- [Task to carry out]: Copy these rows word for word, without the pictures.

☆ ☆ ☆ ☆ ☆ ☆ ☆

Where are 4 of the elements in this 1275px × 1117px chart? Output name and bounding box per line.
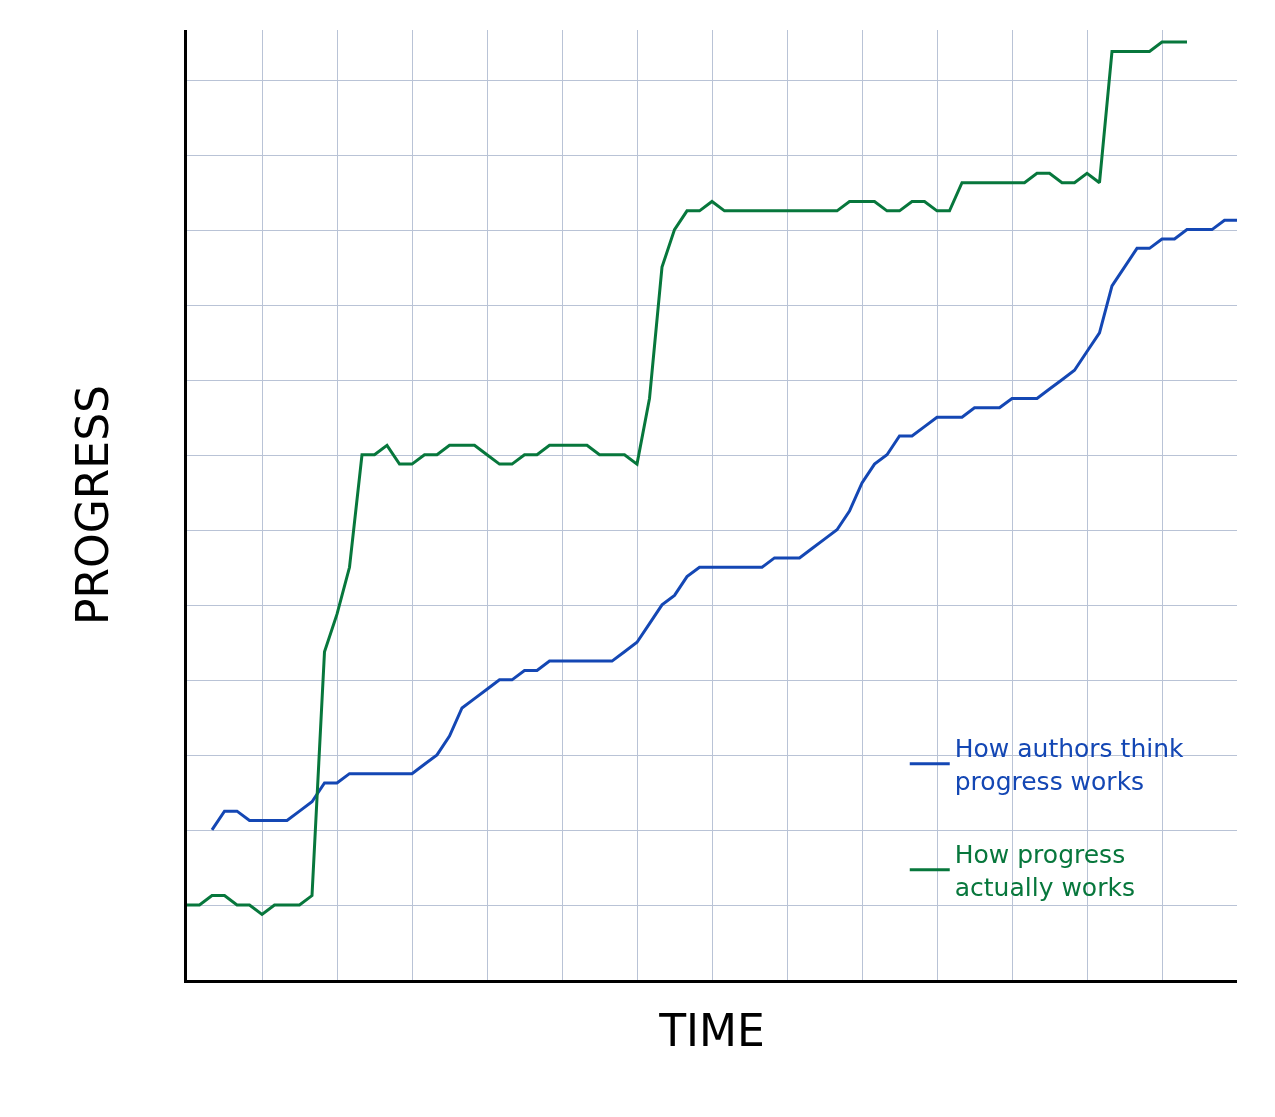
legend-label: How authors think progress works [954, 734, 1185, 796]
y-axis-title: PROGRESS [67, 384, 119, 626]
legend-label: How progress actually works [954, 840, 1135, 902]
x-axis-title: TIME [658, 1004, 765, 1056]
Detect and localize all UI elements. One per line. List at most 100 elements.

☆ ☆ ☆ ☆ ☆ ☆ ☆

- [In response]:
Where are 4 of the elements in this 1275px × 1117px chart? Output name and bounding box per line.
legend-label: How authors think progress works [954, 734, 1185, 796]
y-axis-title: PROGRESS [67, 384, 119, 626]
legend-label: How progress actually works [954, 840, 1135, 902]
x-axis-title: TIME [658, 1004, 765, 1056]
Detect and localize all UI elements. One per line. List at most 100 elements.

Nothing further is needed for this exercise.